Work to do
Look through the data below and return each line where "kosztów" appears.

Records shown
■ ■ ■ ■ ■
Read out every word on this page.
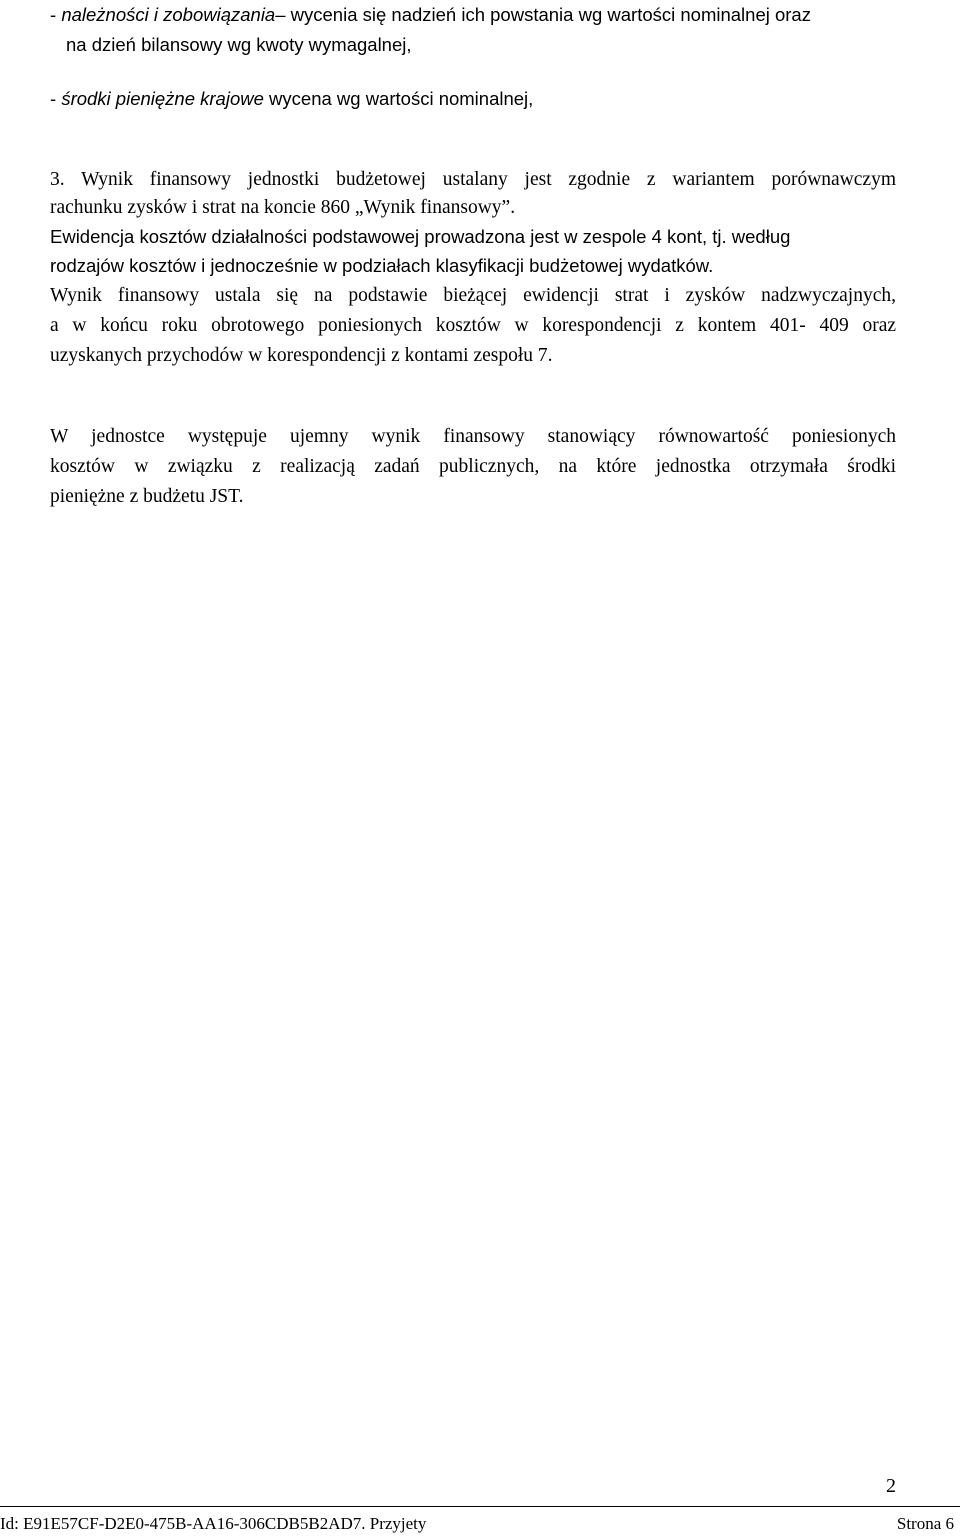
- należności i zobowiązania– wycenia się nadzień ich powstania wg wartości nominalnej oraz
na dzień bilansowy wg kwoty wymagalnej,
- środki pieniężne krajowe wycena wg wartości nominalnej,
3. Wynik finansowy jednostki budżetowej ustalany jest zgodnie z wariantem porównawczym
rachunku zysków i strat na koncie 860 „Wynik finansowy”.
Ewidencja kosztów działalności podstawowej prowadzona jest w zespole 4 kont, tj. według
rodzajów kosztów i jednocześnie w podziałach klasyfikacji budżetowej wydatków.
Wynik finansowy ustala się na podstawie bieżącej ewidencji strat i zysków nadzwyczajnych,
a w końcu roku obrotowego poniesionych kosztów w korespondencji z kontem 401- 409 oraz
uzyskanych przychodów w korespondencji z kontami zespołu 7.
W jednostce występuje ujemny wynik finansowy stanowiący równowartość poniesionych
kosztów w związku z realizacją zadań publicznych, na które jednostka otrzymała środki
pieniężne z budżetu JST.
2
Id: E91E57CF-D2E0-475B-AA16-306CDB5B2AD7. Przyjety	Strona 6
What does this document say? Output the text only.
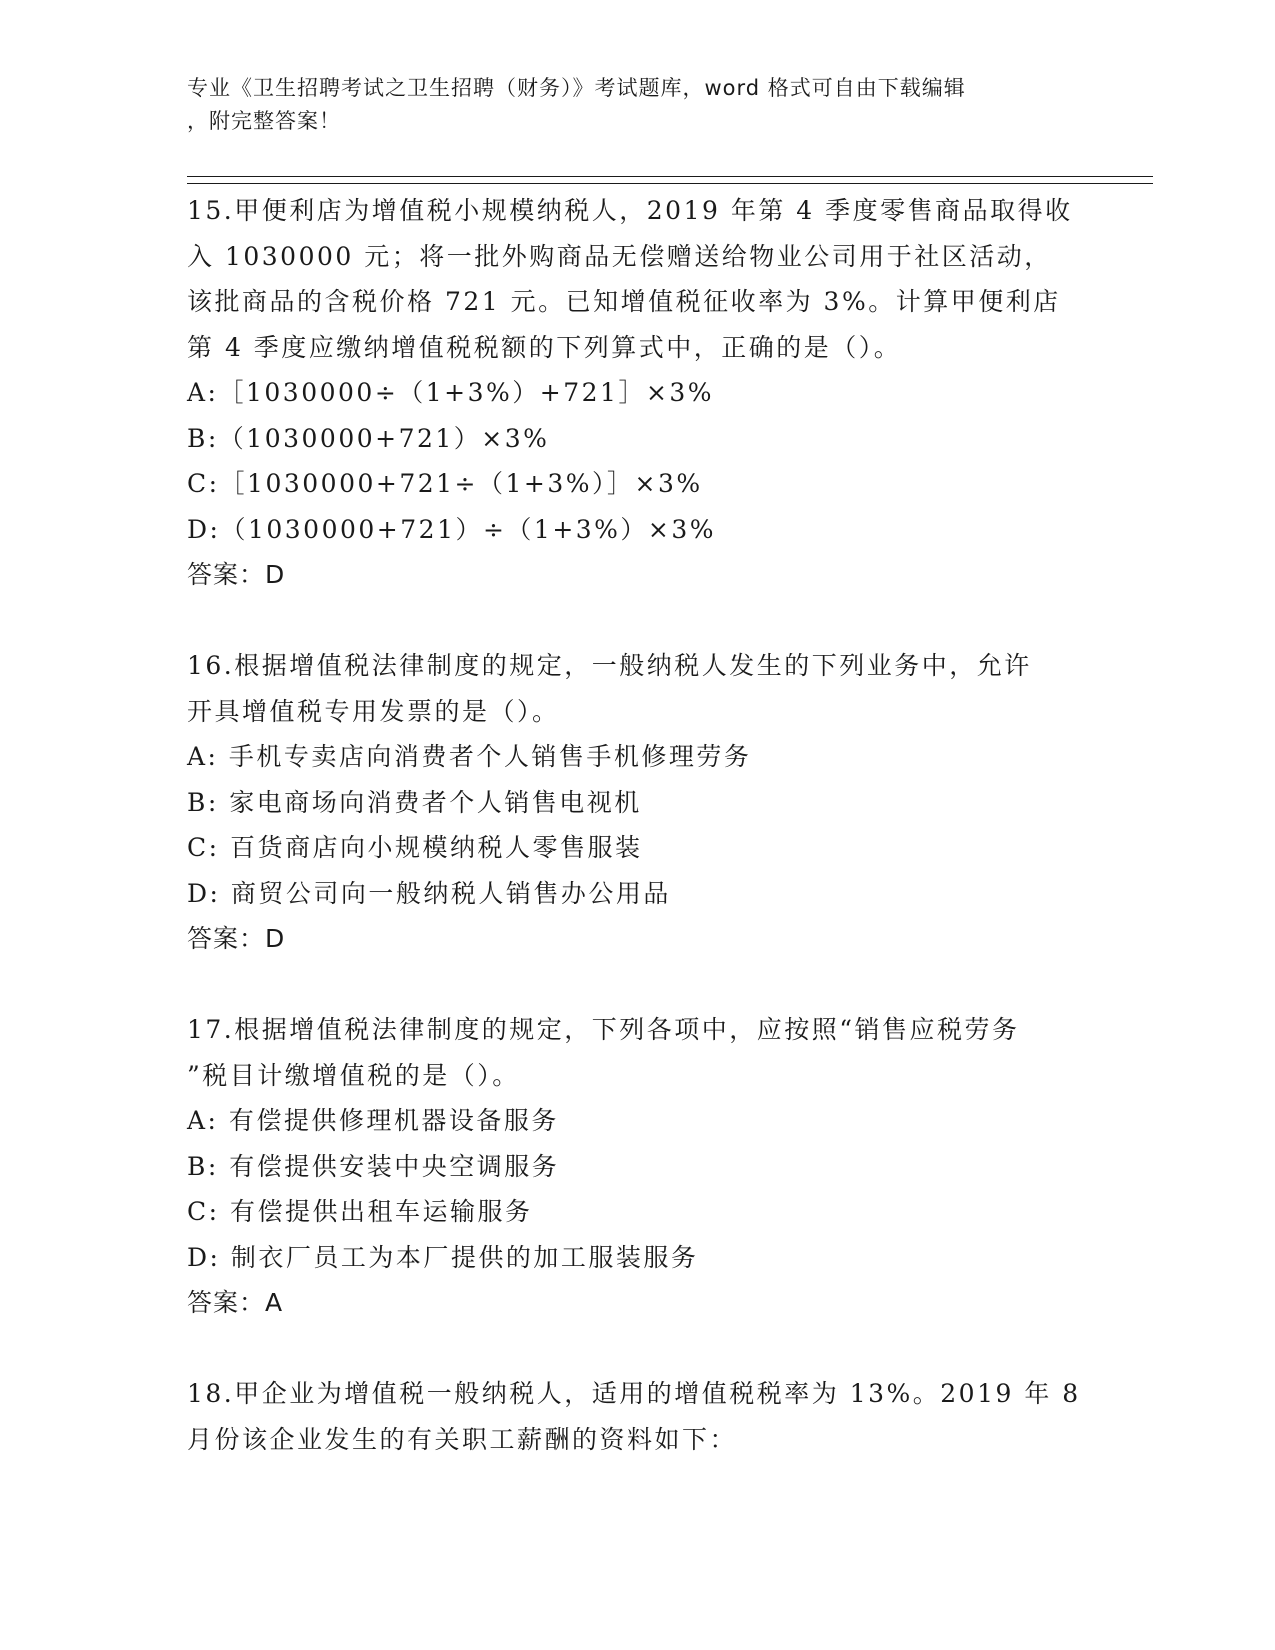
专业《卫生招聘考试之卫生招聘（财务）》考试题库，word 格式可自由下载编辑
，附完整答案！
15.甲便利店为增值税小规模纳税人，2019 年第 4 季度零售商品取得收
入 1030000 元；将一批外购商品无偿赠送给物业公司用于社区活动，
该批商品的含税价格 721 元。已知增值税征收率为 3%。计算甲便利店
第 4 季度应缴纳增值税税额的下列算式中，正确的是（）。
A:［1030000÷（1+3%）+721］×3%
B:（1030000+721）×3%
C:［1030000+721÷（1+3%）］×3%
D:（1030000+721）÷（1+3%）×3%
答案：D
16.根据增值税法律制度的规定，一般纳税人发生的下列业务中，允许
开具增值税专用发票的是（）。
A: 手机专卖店向消费者个人销售手机修理劳务
B: 家电商场向消费者个人销售电视机
C: 百货商店向小规模纳税人零售服装
D: 商贸公司向一般纳税人销售办公用品
答案：D
17.根据增值税法律制度的规定，下列各项中，应按照“销售应税劳务
”税目计缴增值税的是（）。
A: 有偿提供修理机器设备服务
B: 有偿提供安装中央空调服务
C: 有偿提供出租车运输服务
D: 制衣厂员工为本厂提供的加工服装服务
答案：A
18.甲企业为增值税一般纳税人，适用的增值税税率为 13%。2019 年 8
月份该企业发生的有关职工薪酬的资料如下：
■ ■ ■ ■ ■
Written solution
Ewidencja kosztów działalności podstawowej prowadzona jest w zespole 4 kont, tj. według
rodzajów kosztów i jednocześnie w podziałach klasyfikacji budżetowej wydatków.
a w końcu roku obrotowego poniesionych kosztów w korespondencji z kontem 401- 409 oraz
kosztów w związku z realizacją zadań publicznych, na które jednostka otrzymała środki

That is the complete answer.